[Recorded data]
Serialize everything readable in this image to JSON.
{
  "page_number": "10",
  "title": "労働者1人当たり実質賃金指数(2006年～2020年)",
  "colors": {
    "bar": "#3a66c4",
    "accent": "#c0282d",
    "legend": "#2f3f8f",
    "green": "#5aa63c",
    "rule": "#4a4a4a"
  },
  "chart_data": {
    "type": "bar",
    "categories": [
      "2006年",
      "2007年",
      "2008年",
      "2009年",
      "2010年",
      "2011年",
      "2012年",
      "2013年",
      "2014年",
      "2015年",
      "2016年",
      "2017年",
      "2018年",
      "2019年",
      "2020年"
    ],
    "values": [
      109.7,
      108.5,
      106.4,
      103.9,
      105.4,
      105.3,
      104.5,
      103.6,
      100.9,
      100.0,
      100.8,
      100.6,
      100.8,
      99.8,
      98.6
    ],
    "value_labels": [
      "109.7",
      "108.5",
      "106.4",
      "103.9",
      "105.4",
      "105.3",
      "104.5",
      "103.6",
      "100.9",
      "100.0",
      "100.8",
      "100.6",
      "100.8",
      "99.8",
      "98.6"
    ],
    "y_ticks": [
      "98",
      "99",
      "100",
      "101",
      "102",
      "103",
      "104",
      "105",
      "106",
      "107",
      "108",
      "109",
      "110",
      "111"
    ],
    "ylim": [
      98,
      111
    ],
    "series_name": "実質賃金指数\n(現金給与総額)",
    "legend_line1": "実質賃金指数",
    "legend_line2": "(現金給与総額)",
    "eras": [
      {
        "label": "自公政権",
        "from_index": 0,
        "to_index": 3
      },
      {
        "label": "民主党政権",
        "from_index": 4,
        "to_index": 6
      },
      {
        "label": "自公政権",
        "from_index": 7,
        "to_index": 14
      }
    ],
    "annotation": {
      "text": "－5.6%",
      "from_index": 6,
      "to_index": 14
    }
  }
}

▶ _Problem requirements_: From the first line to the last, please quote the material above exactly.

▶ _Solution_:
Serialize everything readable in this image to JSON.
{
  "page_number": "10",
  "title": "労働者1人当たり実質賃金指数(2006年～2020年)",
  "colors": {
    "bar": "#3a66c4",
    "accent": "#c0282d",
    "legend": "#2f3f8f",
    "green": "#5aa63c",
    "rule": "#4a4a4a"
  },
  "chart_data": {
    "type": "bar",
    "categories": [
      "2006年",
      "2007年",
      "2008年",
      "2009年",
      "2010年",
      "2011年",
      "2012年",
      "2013年",
      "2014年",
      "2015年",
      "2016年",
      "2017年",
      "2018年",
      "2019年",
      "2020年"
    ],
    "values": [
      109.7,
      108.5,
      106.4,
      103.9,
      105.4,
      105.3,
      104.5,
      103.6,
      100.9,
      100.0,
      100.8,
      100.6,
      100.8,
      99.8,
      98.6
    ],
    "value_labels": [
      "109.7",
      "108.5",
      "106.4",
      "103.9",
      "105.4",
      "105.3",
      "104.5",
      "103.6",
      "100.9",
      "100.0",
      "100.8",
      "100.6",
      "100.8",
      "99.8",
      "98.6"
    ],
    "y_ticks": [
      "98",
      "99",
      "100",
      "101",
      "102",
      "103",
      "104",
      "105",
      "106",
      "107",
      "108",
      "109",
      "110",
      "111"
    ],
    "ylim": [
      98,
      111
    ],
    "series_name": "実質賃金指数\n(現金給与総額)",
    "legend_line1": "実質賃金指数",
    "legend_line2": "(現金給与総額)",
    "eras": [
      {
        "label": "自公政権",
        "from_index": 0,
        "to_index": 3
      },
      {
        "label": "民主党政権",
        "from_index": 4,
        "to_index": 6
      },
      {
        "label": "自公政権",
        "from_index": 7,
        "to_index": 14
      }
    ],
    "annotation": {
      "text": "－5.6%",
      "from_index": 6,
      "to_index": 14
    }
  }
}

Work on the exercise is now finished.